- **DIRECTIONS FOR THIS TASK**:
Write out every entry, unchanged. Skip any picture.
Start of SOURCE RECORDS
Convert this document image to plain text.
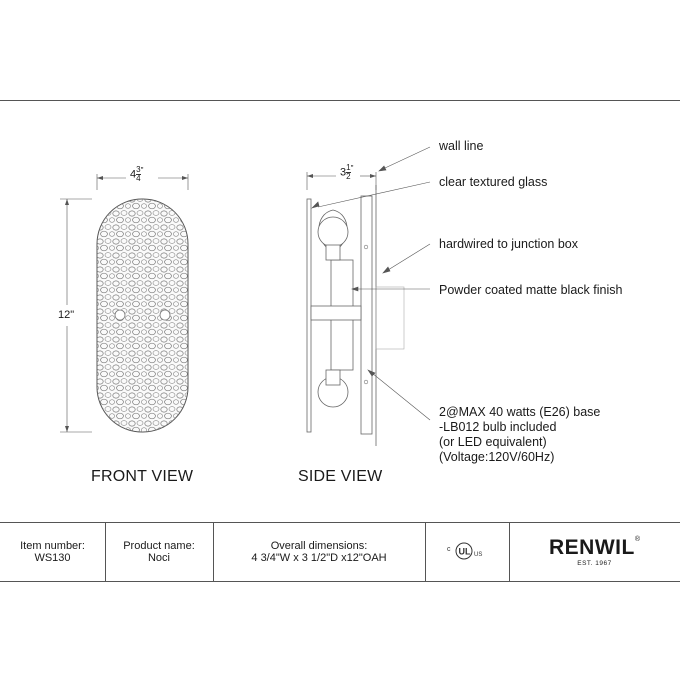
$4 \frac{3}{4} ^"$
12"
$3 \frac{1}{2} ^"$
FRONT VIEW	SIDE VIEW
wall line
clear textured glass
hardwired to junction box
Powder coated matte black finish
2@MAX 40 watts (E26) base
-LB012 bulb included
(or LED equivalent)
(Voltage:120V/60Hz)
Item number:
WS130
Product name:
Noci
Overall dimensions:
4 3/4"W x 3 1/2"D x12"OAH
c UL US	RENWIL®
EST. 1967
End of SOURCE RECORDS
- **WRITTEN SOLUTION**:
Convert this document image to plain text.
$4 \frac{3}{4} ^"$
12"
$3 \frac{1}{2} ^"$
FRONT VIEW	SIDE VIEW
wall line
clear textured glass
hardwired to junction box
Powder coated matte black finish
2@MAX 40 watts (E26) base
-LB012 bulb included
(or LED equivalent)
(Voltage:120V/60Hz)
Item number:
WS130
Product name:
Noci
Overall dimensions:
4 3/4"W x 3 1/2"D x12"OAH
c UL US	RENWIL®
EST. 1967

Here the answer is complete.